#### [Data for this task]
= = = =

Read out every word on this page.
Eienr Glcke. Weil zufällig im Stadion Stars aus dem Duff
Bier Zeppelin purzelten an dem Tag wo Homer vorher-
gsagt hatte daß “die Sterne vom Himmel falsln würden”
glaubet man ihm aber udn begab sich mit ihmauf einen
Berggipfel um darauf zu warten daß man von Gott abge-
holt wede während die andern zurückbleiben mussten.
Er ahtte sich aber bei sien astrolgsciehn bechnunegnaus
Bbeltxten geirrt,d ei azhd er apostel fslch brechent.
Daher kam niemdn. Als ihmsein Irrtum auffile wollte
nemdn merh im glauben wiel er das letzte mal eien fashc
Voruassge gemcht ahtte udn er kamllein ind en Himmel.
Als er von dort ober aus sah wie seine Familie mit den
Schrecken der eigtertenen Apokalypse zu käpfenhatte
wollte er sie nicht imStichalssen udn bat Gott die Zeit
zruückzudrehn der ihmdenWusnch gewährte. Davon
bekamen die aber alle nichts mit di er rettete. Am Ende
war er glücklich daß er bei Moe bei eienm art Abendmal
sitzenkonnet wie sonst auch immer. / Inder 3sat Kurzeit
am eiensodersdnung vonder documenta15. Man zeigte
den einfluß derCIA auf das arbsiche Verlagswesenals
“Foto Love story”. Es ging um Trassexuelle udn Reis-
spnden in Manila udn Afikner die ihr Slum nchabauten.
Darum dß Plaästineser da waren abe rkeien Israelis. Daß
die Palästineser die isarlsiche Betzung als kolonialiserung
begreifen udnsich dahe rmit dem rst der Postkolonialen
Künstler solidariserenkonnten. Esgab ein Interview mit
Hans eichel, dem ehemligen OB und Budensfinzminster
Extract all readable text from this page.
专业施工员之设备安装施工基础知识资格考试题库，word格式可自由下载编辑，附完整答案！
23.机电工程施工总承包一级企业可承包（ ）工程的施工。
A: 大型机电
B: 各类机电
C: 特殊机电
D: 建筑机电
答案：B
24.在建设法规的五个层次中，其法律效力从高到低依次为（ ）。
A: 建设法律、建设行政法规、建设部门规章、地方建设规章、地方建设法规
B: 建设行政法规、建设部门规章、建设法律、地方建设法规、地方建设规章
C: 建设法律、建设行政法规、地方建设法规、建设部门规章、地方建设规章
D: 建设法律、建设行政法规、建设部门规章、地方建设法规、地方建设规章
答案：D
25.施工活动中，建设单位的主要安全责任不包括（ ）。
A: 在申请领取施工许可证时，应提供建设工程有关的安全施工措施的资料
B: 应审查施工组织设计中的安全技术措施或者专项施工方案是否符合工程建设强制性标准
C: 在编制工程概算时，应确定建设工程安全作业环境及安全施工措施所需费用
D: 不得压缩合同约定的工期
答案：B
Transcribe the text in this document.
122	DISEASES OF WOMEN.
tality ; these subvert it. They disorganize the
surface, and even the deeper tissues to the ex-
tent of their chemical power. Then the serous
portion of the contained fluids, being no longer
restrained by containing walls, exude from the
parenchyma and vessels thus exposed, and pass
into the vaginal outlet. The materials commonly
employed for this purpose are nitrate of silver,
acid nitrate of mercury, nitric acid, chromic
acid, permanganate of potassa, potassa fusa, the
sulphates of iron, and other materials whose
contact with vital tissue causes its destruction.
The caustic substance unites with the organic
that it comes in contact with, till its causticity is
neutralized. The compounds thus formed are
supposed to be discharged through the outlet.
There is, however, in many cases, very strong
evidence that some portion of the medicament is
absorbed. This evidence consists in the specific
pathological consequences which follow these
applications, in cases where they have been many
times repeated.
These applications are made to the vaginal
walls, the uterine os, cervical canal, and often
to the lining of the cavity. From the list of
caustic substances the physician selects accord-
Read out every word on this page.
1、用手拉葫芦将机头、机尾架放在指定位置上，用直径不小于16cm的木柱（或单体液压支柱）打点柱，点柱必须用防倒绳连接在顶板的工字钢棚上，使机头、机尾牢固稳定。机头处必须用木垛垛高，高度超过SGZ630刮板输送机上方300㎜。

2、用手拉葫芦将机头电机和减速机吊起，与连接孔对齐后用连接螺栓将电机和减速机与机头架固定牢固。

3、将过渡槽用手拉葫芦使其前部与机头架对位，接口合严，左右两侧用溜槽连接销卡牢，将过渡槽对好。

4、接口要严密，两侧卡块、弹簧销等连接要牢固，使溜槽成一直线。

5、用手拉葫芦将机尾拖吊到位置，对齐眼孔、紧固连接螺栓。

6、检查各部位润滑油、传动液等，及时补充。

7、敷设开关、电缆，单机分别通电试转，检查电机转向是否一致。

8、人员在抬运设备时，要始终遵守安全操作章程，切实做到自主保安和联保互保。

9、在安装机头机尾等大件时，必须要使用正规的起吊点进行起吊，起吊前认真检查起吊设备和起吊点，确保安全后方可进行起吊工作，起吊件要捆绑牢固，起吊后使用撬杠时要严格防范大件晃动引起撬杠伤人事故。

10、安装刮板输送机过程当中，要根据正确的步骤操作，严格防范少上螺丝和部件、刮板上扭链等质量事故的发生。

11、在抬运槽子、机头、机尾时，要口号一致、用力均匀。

= = = =

#### [Work to do]
How many lines in the records above contain the word "text"? Reply with the number alone.

#### [Full answer]
2